— BEGIN SUPPLIED MATERIAL —
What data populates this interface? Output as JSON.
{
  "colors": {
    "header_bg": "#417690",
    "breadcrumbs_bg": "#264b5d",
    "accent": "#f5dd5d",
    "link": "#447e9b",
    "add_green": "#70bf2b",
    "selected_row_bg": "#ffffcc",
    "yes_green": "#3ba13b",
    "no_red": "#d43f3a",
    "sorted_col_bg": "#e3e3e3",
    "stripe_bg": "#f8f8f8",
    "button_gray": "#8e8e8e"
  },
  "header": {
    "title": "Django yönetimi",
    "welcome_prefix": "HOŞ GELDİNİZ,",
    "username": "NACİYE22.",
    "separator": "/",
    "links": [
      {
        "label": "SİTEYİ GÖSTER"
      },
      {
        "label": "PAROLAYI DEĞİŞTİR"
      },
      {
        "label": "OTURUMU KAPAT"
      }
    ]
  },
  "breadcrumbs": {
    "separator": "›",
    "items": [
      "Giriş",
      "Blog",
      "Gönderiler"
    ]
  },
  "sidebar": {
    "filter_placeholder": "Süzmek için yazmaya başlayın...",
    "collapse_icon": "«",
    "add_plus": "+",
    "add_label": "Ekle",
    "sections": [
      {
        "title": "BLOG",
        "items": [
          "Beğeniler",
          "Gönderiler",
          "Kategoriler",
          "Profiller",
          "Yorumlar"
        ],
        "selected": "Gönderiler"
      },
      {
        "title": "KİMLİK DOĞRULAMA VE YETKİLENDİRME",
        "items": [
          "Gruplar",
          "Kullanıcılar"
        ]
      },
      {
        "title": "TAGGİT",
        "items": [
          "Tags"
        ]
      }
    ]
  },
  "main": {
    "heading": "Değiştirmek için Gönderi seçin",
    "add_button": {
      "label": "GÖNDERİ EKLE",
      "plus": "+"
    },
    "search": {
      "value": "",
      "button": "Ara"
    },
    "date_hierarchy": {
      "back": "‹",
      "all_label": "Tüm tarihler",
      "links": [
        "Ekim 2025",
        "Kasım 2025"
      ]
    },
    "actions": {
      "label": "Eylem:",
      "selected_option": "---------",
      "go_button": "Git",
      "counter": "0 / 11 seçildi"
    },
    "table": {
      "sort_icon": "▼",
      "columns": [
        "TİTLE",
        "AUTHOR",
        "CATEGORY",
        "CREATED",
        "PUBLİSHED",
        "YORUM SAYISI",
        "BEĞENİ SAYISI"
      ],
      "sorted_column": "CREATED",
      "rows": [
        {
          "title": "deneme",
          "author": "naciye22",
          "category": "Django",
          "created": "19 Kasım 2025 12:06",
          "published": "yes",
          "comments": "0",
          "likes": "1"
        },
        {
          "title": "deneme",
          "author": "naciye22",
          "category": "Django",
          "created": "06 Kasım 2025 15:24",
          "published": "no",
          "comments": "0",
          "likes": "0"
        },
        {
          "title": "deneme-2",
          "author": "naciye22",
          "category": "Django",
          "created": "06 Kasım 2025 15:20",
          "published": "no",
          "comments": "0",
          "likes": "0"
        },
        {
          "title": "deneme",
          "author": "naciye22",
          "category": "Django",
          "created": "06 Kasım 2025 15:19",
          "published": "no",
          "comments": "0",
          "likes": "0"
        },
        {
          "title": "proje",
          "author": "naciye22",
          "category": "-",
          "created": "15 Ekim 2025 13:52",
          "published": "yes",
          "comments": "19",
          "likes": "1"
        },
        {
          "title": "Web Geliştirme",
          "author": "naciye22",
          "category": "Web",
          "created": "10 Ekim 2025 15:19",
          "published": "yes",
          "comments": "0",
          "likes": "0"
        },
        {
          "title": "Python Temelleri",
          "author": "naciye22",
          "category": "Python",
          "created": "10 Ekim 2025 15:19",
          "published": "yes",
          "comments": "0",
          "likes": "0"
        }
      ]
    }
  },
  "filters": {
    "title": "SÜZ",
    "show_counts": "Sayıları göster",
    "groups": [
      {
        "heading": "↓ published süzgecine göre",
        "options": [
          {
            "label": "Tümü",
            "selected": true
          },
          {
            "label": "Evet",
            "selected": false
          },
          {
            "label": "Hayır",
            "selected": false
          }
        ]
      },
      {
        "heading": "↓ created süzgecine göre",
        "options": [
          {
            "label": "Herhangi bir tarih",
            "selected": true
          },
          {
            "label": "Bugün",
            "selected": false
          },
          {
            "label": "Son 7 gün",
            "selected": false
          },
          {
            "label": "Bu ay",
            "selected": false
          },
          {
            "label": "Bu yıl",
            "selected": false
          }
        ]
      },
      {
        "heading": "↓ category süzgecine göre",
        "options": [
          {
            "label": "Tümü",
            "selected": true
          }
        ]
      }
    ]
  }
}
— END SUPPLIED MATERIAL —
▶ _WHAT YOU ARE ASKED TO DO_: Each line of the material above must be retyped precisely.

▶ _FULL RESPONSE_:
What data populates this interface? Output as JSON.
{
  "colors": {
    "header_bg": "#417690",
    "breadcrumbs_bg": "#264b5d",
    "accent": "#f5dd5d",
    "link": "#447e9b",
    "add_green": "#70bf2b",
    "selected_row_bg": "#ffffcc",
    "yes_green": "#3ba13b",
    "no_red": "#d43f3a",
    "sorted_col_bg": "#e3e3e3",
    "stripe_bg": "#f8f8f8",
    "button_gray": "#8e8e8e"
  },
  "header": {
    "title": "Django yönetimi",
    "welcome_prefix": "HOŞ GELDİNİZ,",
    "username": "NACİYE22.",
    "separator": "/",
    "links": [
      {
        "label": "SİTEYİ GÖSTER"
      },
      {
        "label": "PAROLAYI DEĞİŞTİR"
      },
      {
        "label": "OTURUMU KAPAT"
      }
    ]
  },
  "breadcrumbs": {
    "separator": "›",
    "items": [
      "Giriş",
      "Blog",
      "Gönderiler"
    ]
  },
  "sidebar": {
    "filter_placeholder": "Süzmek için yazmaya başlayın...",
    "collapse_icon": "«",
    "add_plus": "+",
    "add_label": "Ekle",
    "sections": [
      {
        "title": "BLOG",
        "items": [
          "Beğeniler",
          "Gönderiler",
          "Kategoriler",
          "Profiller",
          "Yorumlar"
        ],
        "selected": "Gönderiler"
      },
      {
        "title": "KİMLİK DOĞRULAMA VE YETKİLENDİRME",
        "items": [
          "Gruplar",
          "Kullanıcılar"
        ]
      },
      {
        "title": "TAGGİT",
        "items": [
          "Tags"
        ]
      }
    ]
  },
  "main": {
    "heading": "Değiştirmek için Gönderi seçin",
    "add_button": {
      "label": "GÖNDERİ EKLE",
      "plus": "+"
    },
    "search": {
      "value": "",
      "button": "Ara"
    },
    "date_hierarchy": {
      "back": "‹",
      "all_label": "Tüm tarihler",
      "links": [
        "Ekim 2025",
        "Kasım 2025"
      ]
    },
    "actions": {
      "label": "Eylem:",
      "selected_option": "---------",
      "go_button": "Git",
      "counter": "0 / 11 seçildi"
    },
    "table": {
      "sort_icon": "▼",
      "columns": [
        "TİTLE",
        "AUTHOR",
        "CATEGORY",
        "CREATED",
        "PUBLİSHED",
        "YORUM SAYISI",
        "BEĞENİ SAYISI"
      ],
      "sorted_column": "CREATED",
      "rows": [
        {
          "title": "deneme",
          "author": "naciye22",
          "category": "Django",
          "created": "19 Kasım 2025 12:06",
          "published": "yes",
          "comments": "0",
          "likes": "1"
        },
        {
          "title": "deneme",
          "author": "naciye22",
          "category": "Django",
          "created": "06 Kasım 2025 15:24",
          "published": "no",
          "comments": "0",
          "likes": "0"
        },
        {
          "title": "deneme-2",
          "author": "naciye22",
          "category": "Django",
          "created": "06 Kasım 2025 15:20",
          "published": "no",
          "comments": "0",
          "likes": "0"
        },
        {
          "title": "deneme",
          "author": "naciye22",
          "category": "Django",
          "created": "06 Kasım 2025 15:19",
          "published": "no",
          "comments": "0",
          "likes": "0"
        },
        {
          "title": "proje",
          "author": "naciye22",
          "category": "-",
          "created": "15 Ekim 2025 13:52",
          "published": "yes",
          "comments": "19",
          "likes": "1"
        },
        {
          "title": "Web Geliştirme",
          "author": "naciye22",
          "category": "Web",
          "created": "10 Ekim 2025 15:19",
          "published": "yes",
          "comments": "0",
          "likes": "0"
        },
        {
          "title": "Python Temelleri",
          "author": "naciye22",
          "category": "Python",
          "created": "10 Ekim 2025 15:19",
          "published": "yes",
          "comments": "0",
          "likes": "0"
        }
      ]
    }
  },
  "filters": {
    "title": "SÜZ",
    "show_counts": "Sayıları göster",
    "groups": [
      {
        "heading": "↓ published süzgecine göre",
        "options": [
          {
            "label": "Tümü",
            "selected": true
          },
          {
            "label": "Evet",
            "selected": false
          },
          {
            "label": "Hayır",
            "selected": false
          }
        ]
      },
      {
        "heading": "↓ created süzgecine göre",
        "options": [
          {
            "label": "Herhangi bir tarih",
            "selected": true
          },
          {
            "label": "Bugün",
            "selected": false
          },
          {
            "label": "Son 7 gün",
            "selected": false
          },
          {
            "label": "Bu ay",
            "selected": false
          },
          {
            "label": "Bu yıl",
            "selected": false
          }
        ]
      },
      {
        "heading": "↓ category süzgecine göre",
        "options": [
          {
            "label": "Tümü",
            "selected": true
          }
        ]
      }
    ]
  }
}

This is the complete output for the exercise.